Do this - Can you give all the records again without altering a single character?

Records supplied -
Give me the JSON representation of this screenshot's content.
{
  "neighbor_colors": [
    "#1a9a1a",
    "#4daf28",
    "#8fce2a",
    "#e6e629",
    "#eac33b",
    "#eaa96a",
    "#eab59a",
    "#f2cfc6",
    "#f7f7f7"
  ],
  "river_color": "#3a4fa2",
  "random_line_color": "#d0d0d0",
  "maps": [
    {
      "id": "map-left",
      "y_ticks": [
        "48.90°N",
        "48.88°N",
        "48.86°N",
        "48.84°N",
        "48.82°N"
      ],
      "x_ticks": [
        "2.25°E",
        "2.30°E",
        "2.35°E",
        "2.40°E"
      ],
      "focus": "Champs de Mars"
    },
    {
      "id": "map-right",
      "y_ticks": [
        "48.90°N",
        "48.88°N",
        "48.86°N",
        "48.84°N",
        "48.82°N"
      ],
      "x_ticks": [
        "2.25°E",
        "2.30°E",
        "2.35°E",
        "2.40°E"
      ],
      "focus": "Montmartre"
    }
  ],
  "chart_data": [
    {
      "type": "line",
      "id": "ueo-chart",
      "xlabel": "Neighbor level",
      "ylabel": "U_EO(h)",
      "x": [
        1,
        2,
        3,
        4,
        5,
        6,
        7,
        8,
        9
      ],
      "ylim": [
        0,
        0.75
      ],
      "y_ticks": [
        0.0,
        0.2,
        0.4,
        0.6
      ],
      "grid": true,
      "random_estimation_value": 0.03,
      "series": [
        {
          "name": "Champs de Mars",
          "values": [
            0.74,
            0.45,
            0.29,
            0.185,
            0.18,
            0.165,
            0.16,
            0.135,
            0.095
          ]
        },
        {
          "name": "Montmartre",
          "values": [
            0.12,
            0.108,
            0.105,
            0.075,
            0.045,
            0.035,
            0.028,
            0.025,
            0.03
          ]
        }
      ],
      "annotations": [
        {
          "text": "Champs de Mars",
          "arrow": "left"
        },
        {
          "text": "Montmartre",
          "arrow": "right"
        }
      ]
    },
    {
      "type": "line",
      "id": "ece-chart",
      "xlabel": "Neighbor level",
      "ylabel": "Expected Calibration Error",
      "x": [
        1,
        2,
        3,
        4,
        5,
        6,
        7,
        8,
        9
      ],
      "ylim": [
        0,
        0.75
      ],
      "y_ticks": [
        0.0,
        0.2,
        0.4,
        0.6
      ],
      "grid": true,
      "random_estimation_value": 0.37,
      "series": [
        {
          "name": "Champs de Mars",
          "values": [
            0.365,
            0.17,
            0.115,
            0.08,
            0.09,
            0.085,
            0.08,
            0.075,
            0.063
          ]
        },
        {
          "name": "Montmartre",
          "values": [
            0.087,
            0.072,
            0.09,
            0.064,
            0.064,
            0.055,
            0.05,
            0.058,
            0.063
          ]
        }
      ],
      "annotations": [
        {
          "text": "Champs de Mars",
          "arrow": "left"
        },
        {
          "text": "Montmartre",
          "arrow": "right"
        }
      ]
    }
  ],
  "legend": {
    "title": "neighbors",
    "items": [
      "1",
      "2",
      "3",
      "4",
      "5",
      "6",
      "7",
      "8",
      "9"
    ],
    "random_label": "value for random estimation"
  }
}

Solution for this problem -
Give me the JSON representation of this screenshot's content.
{
  "neighbor_colors": [
    "#1a9a1a",
    "#4daf28",
    "#8fce2a",
    "#e6e629",
    "#eac33b",
    "#eaa96a",
    "#eab59a",
    "#f2cfc6",
    "#f7f7f7"
  ],
  "river_color": "#3a4fa2",
  "random_line_color": "#d0d0d0",
  "maps": [
    {
      "id": "map-left",
      "y_ticks": [
        "48.90°N",
        "48.88°N",
        "48.86°N",
        "48.84°N",
        "48.82°N"
      ],
      "x_ticks": [
        "2.25°E",
        "2.30°E",
        "2.35°E",
        "2.40°E"
      ],
      "focus": "Champs de Mars"
    },
    {
      "id": "map-right",
      "y_ticks": [
        "48.90°N",
        "48.88°N",
        "48.86°N",
        "48.84°N",
        "48.82°N"
      ],
      "x_ticks": [
        "2.25°E",
        "2.30°E",
        "2.35°E",
        "2.40°E"
      ],
      "focus": "Montmartre"
    }
  ],
  "chart_data": [
    {
      "type": "line",
      "id": "ueo-chart",
      "xlabel": "Neighbor level",
      "ylabel": "U_EO(h)",
      "x": [
        1,
        2,
        3,
        4,
        5,
        6,
        7,
        8,
        9
      ],
      "ylim": [
        0,
        0.75
      ],
      "y_ticks": [
        0.0,
        0.2,
        0.4,
        0.6
      ],
      "grid": true,
      "random_estimation_value": 0.03,
      "series": [
        {
          "name": "Champs de Mars",
          "values": [
            0.74,
            0.45,
            0.29,
            0.185,
            0.18,
            0.165,
            0.16,
            0.135,
            0.095
          ]
        },
        {
          "name": "Montmartre",
          "values": [
            0.12,
            0.108,
            0.105,
            0.075,
            0.045,
            0.035,
            0.028,
            0.025,
            0.03
          ]
        }
      ],
      "annotations": [
        {
          "text": "Champs de Mars",
          "arrow": "left"
        },
        {
          "text": "Montmartre",
          "arrow": "right"
        }
      ]
    },
    {
      "type": "line",
      "id": "ece-chart",
      "xlabel": "Neighbor level",
      "ylabel": "Expected Calibration Error",
      "x": [
        1,
        2,
        3,
        4,
        5,
        6,
        7,
        8,
        9
      ],
      "ylim": [
        0,
        0.75
      ],
      "y_ticks": [
        0.0,
        0.2,
        0.4,
        0.6
      ],
      "grid": true,
      "random_estimation_value": 0.37,
      "series": [
        {
          "name": "Champs de Mars",
          "values": [
            0.365,
            0.17,
            0.115,
            0.08,
            0.09,
            0.085,
            0.08,
            0.075,
            0.063
          ]
        },
        {
          "name": "Montmartre",
          "values": [
            0.087,
            0.072,
            0.09,
            0.064,
            0.064,
            0.055,
            0.05,
            0.058,
            0.063
          ]
        }
      ],
      "annotations": [
        {
          "text": "Champs de Mars",
          "arrow": "left"
        },
        {
          "text": "Montmartre",
          "arrow": "right"
        }
      ]
    }
  ],
  "legend": {
    "title": "neighbors",
    "items": [
      "1",
      "2",
      "3",
      "4",
      "5",
      "6",
      "7",
      "8",
      "9"
    ],
    "random_label": "value for random estimation"
  }
}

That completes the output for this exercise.